**Set problem:** Retype the whole listing verbatim and keep the pictures out of it.

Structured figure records
----------
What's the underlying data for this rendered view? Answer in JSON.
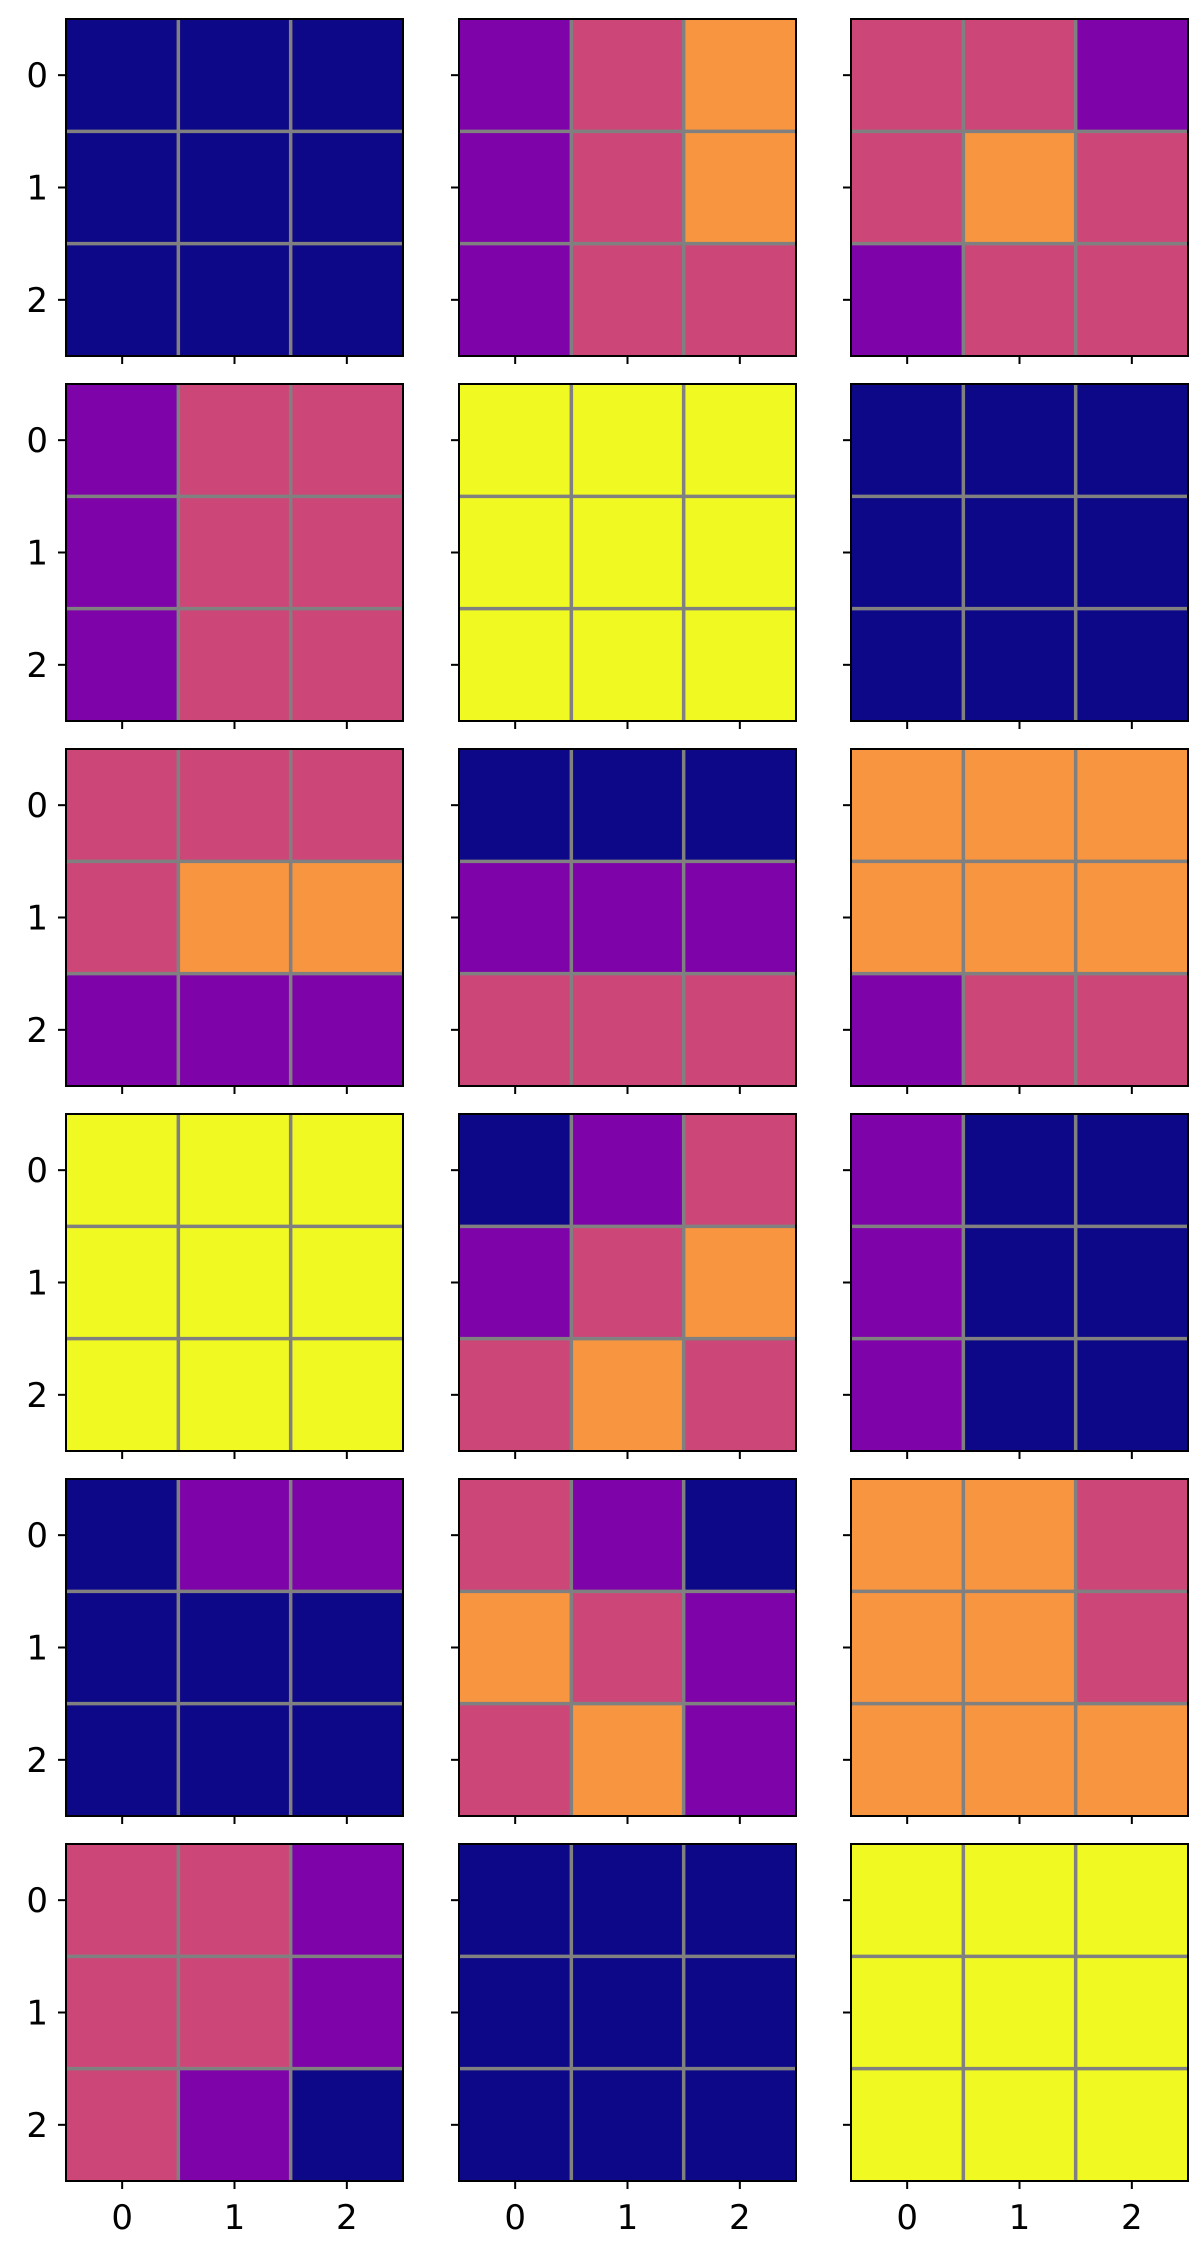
{
  "chart_data": {
    "type": "heatmap",
    "layout": {
      "rows": 6,
      "cols": 3,
      "sharex": true,
      "sharey": true
    },
    "colormap": "plasma",
    "gridline_color": "#808080",
    "grid": true,
    "x_ticks": [
      "0",
      "1",
      "2"
    ],
    "y_ticks": [
      "0",
      "1",
      "2"
    ],
    "palette": {
      "0": "#0d0887",
      "1": "#7e03a8",
      "2": "#cc4778",
      "3": "#f89540",
      "4": "#f0f921"
    },
    "panels": [
      {
        "values": [
          [
            0,
            0,
            0
          ],
          [
            0,
            0,
            0
          ],
          [
            0,
            0,
            0
          ]
        ]
      },
      {
        "values": [
          [
            1,
            2,
            3
          ],
          [
            1,
            2,
            3
          ],
          [
            1,
            2,
            2
          ]
        ]
      },
      {
        "values": [
          [
            2,
            2,
            1
          ],
          [
            2,
            3,
            2
          ],
          [
            1,
            2,
            2
          ]
        ]
      },
      {
        "values": [
          [
            1,
            2,
            2
          ],
          [
            1,
            2,
            2
          ],
          [
            1,
            2,
            2
          ]
        ]
      },
      {
        "values": [
          [
            4,
            4,
            4
          ],
          [
            4,
            4,
            4
          ],
          [
            4,
            4,
            4
          ]
        ]
      },
      {
        "values": [
          [
            0,
            0,
            0
          ],
          [
            0,
            0,
            0
          ],
          [
            0,
            0,
            0
          ]
        ]
      },
      {
        "values": [
          [
            2,
            2,
            2
          ],
          [
            2,
            3,
            3
          ],
          [
            1,
            1,
            1
          ]
        ]
      },
      {
        "values": [
          [
            0,
            0,
            0
          ],
          [
            1,
            1,
            1
          ],
          [
            2,
            2,
            2
          ]
        ]
      },
      {
        "values": [
          [
            3,
            3,
            3
          ],
          [
            3,
            3,
            3
          ],
          [
            1,
            2,
            2
          ]
        ]
      },
      {
        "values": [
          [
            4,
            4,
            4
          ],
          [
            4,
            4,
            4
          ],
          [
            4,
            4,
            4
          ]
        ]
      },
      {
        "values": [
          [
            0,
            1,
            2
          ],
          [
            1,
            2,
            3
          ],
          [
            2,
            3,
            2
          ]
        ]
      },
      {
        "values": [
          [
            1,
            0,
            0
          ],
          [
            1,
            0,
            0
          ],
          [
            1,
            0,
            0
          ]
        ]
      },
      {
        "values": [
          [
            0,
            1,
            1
          ],
          [
            0,
            0,
            0
          ],
          [
            0,
            0,
            0
          ]
        ]
      },
      {
        "values": [
          [
            2,
            1,
            0
          ],
          [
            3,
            2,
            1
          ],
          [
            2,
            3,
            1
          ]
        ]
      },
      {
        "values": [
          [
            3,
            3,
            2
          ],
          [
            3,
            3,
            2
          ],
          [
            3,
            3,
            3
          ]
        ]
      },
      {
        "values": [
          [
            2,
            2,
            1
          ],
          [
            2,
            2,
            1
          ],
          [
            2,
            1,
            0
          ]
        ]
      },
      {
        "values": [
          [
            0,
            0,
            0
          ],
          [
            0,
            0,
            0
          ],
          [
            0,
            0,
            0
          ]
        ]
      },
      {
        "values": [
          [
            4,
            4,
            4
          ],
          [
            4,
            4,
            4
          ],
          [
            4,
            4,
            4
          ]
        ]
      }
    ]
  }
}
----------
**Exercise result:**
What's the underlying data for this rendered view? Answer in JSON.
{
  "chart_data": {
    "type": "heatmap",
    "layout": {
      "rows": 6,
      "cols": 3,
      "sharex": true,
      "sharey": true
    },
    "colormap": "plasma",
    "gridline_color": "#808080",
    "grid": true,
    "x_ticks": [
      "0",
      "1",
      "2"
    ],
    "y_ticks": [
      "0",
      "1",
      "2"
    ],
    "palette": {
      "0": "#0d0887",
      "1": "#7e03a8",
      "2": "#cc4778",
      "3": "#f89540",
      "4": "#f0f921"
    },
    "panels": [
      {
        "values": [
          [
            0,
            0,
            0
          ],
          [
            0,
            0,
            0
          ],
          [
            0,
            0,
            0
          ]
        ]
      },
      {
        "values": [
          [
            1,
            2,
            3
          ],
          [
            1,
            2,
            3
          ],
          [
            1,
            2,
            2
          ]
        ]
      },
      {
        "values": [
          [
            2,
            2,
            1
          ],
          [
            2,
            3,
            2
          ],
          [
            1,
            2,
            2
          ]
        ]
      },
      {
        "values": [
          [
            1,
            2,
            2
          ],
          [
            1,
            2,
            2
          ],
          [
            1,
            2,
            2
          ]
        ]
      },
      {
        "values": [
          [
            4,
            4,
            4
          ],
          [
            4,
            4,
            4
          ],
          [
            4,
            4,
            4
          ]
        ]
      },
      {
        "values": [
          [
            0,
            0,
            0
          ],
          [
            0,
            0,
            0
          ],
          [
            0,
            0,
            0
          ]
        ]
      },
      {
        "values": [
          [
            2,
            2,
            2
          ],
          [
            2,
            3,
            3
          ],
          [
            1,
            1,
            1
          ]
        ]
      },
      {
        "values": [
          [
            0,
            0,
            0
          ],
          [
            1,
            1,
            1
          ],
          [
            2,
            2,
            2
          ]
        ]
      },
      {
        "values": [
          [
            3,
            3,
            3
          ],
          [
            3,
            3,
            3
          ],
          [
            1,
            2,
            2
          ]
        ]
      },
      {
        "values": [
          [
            4,
            4,
            4
          ],
          [
            4,
            4,
            4
          ],
          [
            4,
            4,
            4
          ]
        ]
      },
      {
        "values": [
          [
            0,
            1,
            2
          ],
          [
            1,
            2,
            3
          ],
          [
            2,
            3,
            2
          ]
        ]
      },
      {
        "values": [
          [
            1,
            0,
            0
          ],
          [
            1,
            0,
            0
          ],
          [
            1,
            0,
            0
          ]
        ]
      },
      {
        "values": [
          [
            0,
            1,
            1
          ],
          [
            0,
            0,
            0
          ],
          [
            0,
            0,
            0
          ]
        ]
      },
      {
        "values": [
          [
            2,
            1,
            0
          ],
          [
            3,
            2,
            1
          ],
          [
            2,
            3,
            1
          ]
        ]
      },
      {
        "values": [
          [
            3,
            3,
            2
          ],
          [
            3,
            3,
            2
          ],
          [
            3,
            3,
            3
          ]
        ]
      },
      {
        "values": [
          [
            2,
            2,
            1
          ],
          [
            2,
            2,
            1
          ],
          [
            2,
            1,
            0
          ]
        ]
      },
      {
        "values": [
          [
            0,
            0,
            0
          ],
          [
            0,
            0,
            0
          ],
          [
            0,
            0,
            0
          ]
        ]
      },
      {
        "values": [
          [
            4,
            4,
            4
          ],
          [
            4,
            4,
            4
          ],
          [
            4,
            4,
            4
          ]
        ]
      }
    ]
  }
}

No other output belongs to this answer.